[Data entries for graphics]
--------------------------------
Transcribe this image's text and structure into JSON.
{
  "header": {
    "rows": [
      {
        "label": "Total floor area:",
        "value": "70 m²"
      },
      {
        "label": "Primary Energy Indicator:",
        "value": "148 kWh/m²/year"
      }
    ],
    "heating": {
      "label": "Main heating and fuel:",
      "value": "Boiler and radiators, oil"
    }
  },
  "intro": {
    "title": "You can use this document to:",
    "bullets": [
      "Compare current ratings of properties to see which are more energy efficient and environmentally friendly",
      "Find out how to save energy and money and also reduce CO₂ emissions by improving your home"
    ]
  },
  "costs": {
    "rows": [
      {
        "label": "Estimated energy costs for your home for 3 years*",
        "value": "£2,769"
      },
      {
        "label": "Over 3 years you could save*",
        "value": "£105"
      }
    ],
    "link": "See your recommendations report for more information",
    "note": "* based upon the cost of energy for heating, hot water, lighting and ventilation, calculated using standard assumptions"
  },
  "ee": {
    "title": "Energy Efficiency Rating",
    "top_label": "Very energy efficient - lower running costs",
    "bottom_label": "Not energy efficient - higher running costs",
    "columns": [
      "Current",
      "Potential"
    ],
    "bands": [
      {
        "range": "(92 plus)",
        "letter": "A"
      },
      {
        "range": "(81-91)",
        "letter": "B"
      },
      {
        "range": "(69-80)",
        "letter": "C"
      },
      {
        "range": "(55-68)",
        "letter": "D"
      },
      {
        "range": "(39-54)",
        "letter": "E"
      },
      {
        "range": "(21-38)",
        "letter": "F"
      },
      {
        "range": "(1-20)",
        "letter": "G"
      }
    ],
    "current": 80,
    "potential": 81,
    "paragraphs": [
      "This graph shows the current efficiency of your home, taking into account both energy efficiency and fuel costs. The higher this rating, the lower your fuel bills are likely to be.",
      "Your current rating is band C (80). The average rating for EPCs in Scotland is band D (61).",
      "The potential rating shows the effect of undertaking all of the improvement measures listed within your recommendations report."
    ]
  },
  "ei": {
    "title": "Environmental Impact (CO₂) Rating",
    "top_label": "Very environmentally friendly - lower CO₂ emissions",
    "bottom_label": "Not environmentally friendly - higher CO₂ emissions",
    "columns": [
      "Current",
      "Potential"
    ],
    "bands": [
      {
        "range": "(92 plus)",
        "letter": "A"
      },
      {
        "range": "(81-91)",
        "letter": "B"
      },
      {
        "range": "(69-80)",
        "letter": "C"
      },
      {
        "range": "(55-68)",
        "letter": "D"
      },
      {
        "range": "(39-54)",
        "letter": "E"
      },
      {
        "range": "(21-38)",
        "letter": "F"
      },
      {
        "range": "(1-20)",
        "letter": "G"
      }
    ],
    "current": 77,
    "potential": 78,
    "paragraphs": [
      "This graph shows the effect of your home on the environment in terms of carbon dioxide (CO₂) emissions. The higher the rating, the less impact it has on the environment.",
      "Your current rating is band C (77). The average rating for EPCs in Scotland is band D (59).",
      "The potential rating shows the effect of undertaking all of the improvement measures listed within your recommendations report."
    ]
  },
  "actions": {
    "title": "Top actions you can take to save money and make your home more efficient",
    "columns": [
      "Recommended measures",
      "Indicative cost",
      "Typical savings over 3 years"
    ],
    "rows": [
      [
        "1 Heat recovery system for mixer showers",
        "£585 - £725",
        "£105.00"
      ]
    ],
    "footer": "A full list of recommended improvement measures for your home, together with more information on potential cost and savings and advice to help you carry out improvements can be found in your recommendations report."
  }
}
--------------------------------
### Objective:
List all lines from the entries that include the word "more".

### Task answer:
      "Compare current ratings of properties to see which are more energy efficient and environmentally friendly",
    "link": "See your recommendations report for more information",
    "title": "Top actions you can take to save money and make your home more efficient",
    "footer": "A full list of recommended improvement measures for your home, together with more information on potential cost and savings and advice to help you carry out improvements can be found in your recommendations report."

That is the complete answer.